Sigue escribiendo el texto sobre el pitcheo del Seleccionado en el Preolímpico a partir de su última oración.

* **Texto para analizar**:
________________


Higinio Vélez

   Higinio Vélez no se cansó de declarar, antes de partir para Puerto Rico al Clásico Mundial 2006, que Lazo sería su cerrador. Y abrió con él el primer desafío ante Panamá. Tampoco le fue bien. Después lo utilizó de relevista y volvió a ser genial, el mejor de todos, como lo que es.

   En el Preolímpico sucedió otra cosa. Utilizado siempre como cerrador, actuó en los primeros desafíos y estuvo estupendo. Después, como no tuvimos rivales de consideración, la dirección lo sometió a un descanso prolongado hasta el último día. Un hombre que lleva toda una vida lanzando requiere de ciertas condiciones. En resumen: no estaba preparado para un relevo largo. Y lo ubicaron, cuando el equipo estuvo contra la pared, a lanzar más de cinco innings. Sudó la gota gorda, no fue efectivo. Hacía casi una semana que no lanzaba y cuando lo había hecho fue para pocos lanzamientos. Ahí está el resultado. Quiso apoyarse en su bola rápida, a pesar de su inmenso repertorio y fue bateado con facilidad.

   El Seleccionado llegó al juego final, de puro trámite, porque ya estábamos clasificados, o sea, se cumplió el objetivo pasándole por encima a todos los rivales, excepto Panamá, con quien sudamos la camiseta. La dirección envió al montículo a Adiel Palma, estelar veterano cienfueguero que derrocha coraje por arrobas. Pero hay que tener en cuenta que es un hombre que se acerca irremediablemente a las cuatro décadas de vida y dos en el diamante. Había lanzado cuatro días antes un juego casi completo.

   Si usted tiene casi todo el cuerpo de serpentineros disponible y en perfecta forma física y mental para un solo pleito, la condición de abridor pierde su histórica connotación. Es un factor a considerar en el béisbol moderno, así se compite en Grandes Ligas y demás torneos de fuerza en el mundo profesional. Máxime si dispone de Odelín, Maya, Pedroso y Lazo. Todos para ganar un desafío.

Adiel Palma

   Quizás la elección de Palma no fue la mejor, aunque nada pasó, por el relevo paradigmático de Maya en el mismísimo primer inning, quien se desgastó rápido y los de USA le cayeron encima. Pestano, a mi juicio, no estuvo a su altura esa noche. Demasiados lanzamientos en rectas por la zona de strike que rebotaron de bates expertos, incluyendo cinco cuadrangulares. ¡Lo nunca visto!

________________

* **Conjunto de registros**:

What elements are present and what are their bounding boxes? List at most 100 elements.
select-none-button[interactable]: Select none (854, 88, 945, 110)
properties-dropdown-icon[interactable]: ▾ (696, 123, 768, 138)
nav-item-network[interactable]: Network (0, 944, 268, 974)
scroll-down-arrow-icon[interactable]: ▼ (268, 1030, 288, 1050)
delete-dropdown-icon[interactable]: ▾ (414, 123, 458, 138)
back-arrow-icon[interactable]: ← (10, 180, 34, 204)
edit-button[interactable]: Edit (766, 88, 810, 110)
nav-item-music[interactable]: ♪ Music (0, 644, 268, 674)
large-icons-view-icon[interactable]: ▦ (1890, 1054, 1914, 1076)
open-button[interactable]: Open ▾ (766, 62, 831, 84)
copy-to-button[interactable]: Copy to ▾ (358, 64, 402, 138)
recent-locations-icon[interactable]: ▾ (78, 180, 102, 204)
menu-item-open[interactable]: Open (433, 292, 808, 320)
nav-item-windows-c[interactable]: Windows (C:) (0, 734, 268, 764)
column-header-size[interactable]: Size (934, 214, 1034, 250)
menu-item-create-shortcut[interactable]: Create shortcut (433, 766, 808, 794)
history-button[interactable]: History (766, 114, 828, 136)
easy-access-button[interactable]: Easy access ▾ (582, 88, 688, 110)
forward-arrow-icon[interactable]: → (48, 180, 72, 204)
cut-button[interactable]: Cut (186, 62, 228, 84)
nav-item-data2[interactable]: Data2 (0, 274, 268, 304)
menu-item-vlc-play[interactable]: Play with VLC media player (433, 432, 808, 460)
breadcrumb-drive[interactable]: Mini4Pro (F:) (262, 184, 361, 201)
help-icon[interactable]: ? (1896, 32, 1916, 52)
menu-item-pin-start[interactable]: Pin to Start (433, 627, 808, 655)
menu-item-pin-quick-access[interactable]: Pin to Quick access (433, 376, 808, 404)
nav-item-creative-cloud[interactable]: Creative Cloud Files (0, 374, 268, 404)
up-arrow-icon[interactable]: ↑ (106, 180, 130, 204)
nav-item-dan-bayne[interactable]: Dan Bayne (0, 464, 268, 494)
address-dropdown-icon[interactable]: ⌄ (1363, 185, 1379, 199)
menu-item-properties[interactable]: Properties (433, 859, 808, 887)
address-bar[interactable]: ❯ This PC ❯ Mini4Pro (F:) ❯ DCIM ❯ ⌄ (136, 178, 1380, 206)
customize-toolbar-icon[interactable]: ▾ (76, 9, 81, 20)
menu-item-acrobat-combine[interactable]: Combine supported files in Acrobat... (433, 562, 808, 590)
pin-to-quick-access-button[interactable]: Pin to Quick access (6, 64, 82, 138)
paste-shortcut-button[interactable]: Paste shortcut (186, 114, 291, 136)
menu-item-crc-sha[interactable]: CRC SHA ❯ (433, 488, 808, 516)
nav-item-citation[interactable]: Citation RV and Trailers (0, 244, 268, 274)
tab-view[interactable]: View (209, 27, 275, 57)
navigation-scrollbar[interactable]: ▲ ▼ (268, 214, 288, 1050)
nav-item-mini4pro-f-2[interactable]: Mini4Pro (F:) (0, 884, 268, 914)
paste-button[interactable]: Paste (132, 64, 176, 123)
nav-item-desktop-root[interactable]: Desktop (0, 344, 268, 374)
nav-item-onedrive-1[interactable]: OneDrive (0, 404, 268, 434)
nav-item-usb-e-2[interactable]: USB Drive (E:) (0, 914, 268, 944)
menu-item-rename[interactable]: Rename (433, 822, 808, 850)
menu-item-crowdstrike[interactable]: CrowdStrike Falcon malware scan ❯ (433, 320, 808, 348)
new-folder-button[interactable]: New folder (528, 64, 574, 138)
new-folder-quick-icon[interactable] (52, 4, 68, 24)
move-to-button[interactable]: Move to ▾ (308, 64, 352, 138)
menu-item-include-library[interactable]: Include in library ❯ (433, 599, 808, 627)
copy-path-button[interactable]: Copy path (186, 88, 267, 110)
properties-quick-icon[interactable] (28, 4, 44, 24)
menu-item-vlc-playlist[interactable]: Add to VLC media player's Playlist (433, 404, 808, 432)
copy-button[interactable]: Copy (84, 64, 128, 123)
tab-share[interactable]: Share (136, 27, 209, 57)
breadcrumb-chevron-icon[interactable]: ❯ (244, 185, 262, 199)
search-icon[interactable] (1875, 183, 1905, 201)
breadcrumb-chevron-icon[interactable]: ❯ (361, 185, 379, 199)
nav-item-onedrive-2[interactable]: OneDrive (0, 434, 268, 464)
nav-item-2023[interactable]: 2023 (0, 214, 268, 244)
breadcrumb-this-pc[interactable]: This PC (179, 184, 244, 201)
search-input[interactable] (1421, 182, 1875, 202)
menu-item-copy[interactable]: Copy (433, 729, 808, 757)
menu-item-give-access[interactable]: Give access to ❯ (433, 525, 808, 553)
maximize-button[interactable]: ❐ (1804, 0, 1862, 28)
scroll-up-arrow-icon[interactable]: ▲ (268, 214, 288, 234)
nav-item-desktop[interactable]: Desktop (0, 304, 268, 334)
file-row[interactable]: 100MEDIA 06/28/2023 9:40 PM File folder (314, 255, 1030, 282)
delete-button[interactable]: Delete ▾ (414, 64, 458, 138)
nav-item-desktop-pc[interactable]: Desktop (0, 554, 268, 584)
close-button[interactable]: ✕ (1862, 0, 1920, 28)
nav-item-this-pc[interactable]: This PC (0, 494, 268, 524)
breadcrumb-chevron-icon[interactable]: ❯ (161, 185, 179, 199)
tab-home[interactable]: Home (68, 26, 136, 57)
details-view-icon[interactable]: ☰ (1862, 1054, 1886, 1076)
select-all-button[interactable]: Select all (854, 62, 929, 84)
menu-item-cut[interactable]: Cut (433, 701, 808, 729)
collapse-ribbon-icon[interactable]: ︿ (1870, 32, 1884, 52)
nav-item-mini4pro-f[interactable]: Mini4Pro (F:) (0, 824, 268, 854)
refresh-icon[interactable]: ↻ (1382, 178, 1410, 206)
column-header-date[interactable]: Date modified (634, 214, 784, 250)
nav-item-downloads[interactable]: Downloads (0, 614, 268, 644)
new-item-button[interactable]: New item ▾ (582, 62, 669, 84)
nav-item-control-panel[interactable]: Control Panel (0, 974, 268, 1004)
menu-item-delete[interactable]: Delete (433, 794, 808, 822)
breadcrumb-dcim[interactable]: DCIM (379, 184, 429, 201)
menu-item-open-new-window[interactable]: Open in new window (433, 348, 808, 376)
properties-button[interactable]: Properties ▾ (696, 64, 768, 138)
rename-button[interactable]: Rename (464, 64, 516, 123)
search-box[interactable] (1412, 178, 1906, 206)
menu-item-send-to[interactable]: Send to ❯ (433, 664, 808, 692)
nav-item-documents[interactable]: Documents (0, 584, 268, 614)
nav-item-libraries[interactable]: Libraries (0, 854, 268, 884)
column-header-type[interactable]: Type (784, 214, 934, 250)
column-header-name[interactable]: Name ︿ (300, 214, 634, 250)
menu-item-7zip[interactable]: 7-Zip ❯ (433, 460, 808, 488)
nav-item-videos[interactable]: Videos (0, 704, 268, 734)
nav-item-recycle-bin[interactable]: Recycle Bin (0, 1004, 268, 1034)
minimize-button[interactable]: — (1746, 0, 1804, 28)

________________

* **Respuesta al problema**:
   El equipo luchó a brazo partido, no se dio por vencido hasta el final, pero estaba marcado y caímos ante un rival superior en todos los órdenes. Tenemos que acostumbrarnos a aceptar tal sentencia, ya no somos los únicos buenos en el mundo de las bolas y los strikes, en cualquier lugar aparece un equipo que nos gana. En el Clásico estuvimos al borde de perder contra Panamá, solo faltó un lanzamiento.

   Allí perdimos contra Puerto Rico el primer desafío y también con el trabuco de República Dominicana, a quienes nos impusimos a la hora de la verdad, para caer al final contra Japón, que fue mejor que nosotros.

   Ahora encontramos un equipo de los USA con calidad extra, dueño de todos los poquitos de la pelota, que son muchos, y nos ganaron en buena lid. Tenemos que aprender a perder, porque no será, desgraciadamente, la última derrota. Ellos son tan buenos como nosotros, así hay que verlo, entonces perderemos menos y ganaremos más.

   El manager de los USA nos dio una lección a la hora de mover sus lanzadores, no pudimos adaptarnos a ninguno, no nos dio tiempo. A mi juicio, ahí radicó el marcador adverso, aunque le hicimos cinco carreras, pero ellos hicieron ocho y nos ganaron en buena lid.

   Habrá que sacar muchas experiencias, porque tenemos la Copa Intercontinental encima en el mes de noviembre, donde enfrentaremos equipos tan buenos como esos o mejores. Ojalá que esa única derrota no marque un nuevo disparate y se desbanque la dirección actual, que ha demostrado eficiencia, aunque son humanos y, como tales, también yerran.

   Es bueno y bonito, aunque nos duela, esto de analizar derrotas, señal de que los tiempos crecen en el béisbol, y nosotros con ellos.

   Fue un trabajo para Uds., del profesor Juan Antonio Martínez de Osaba y Goenaga.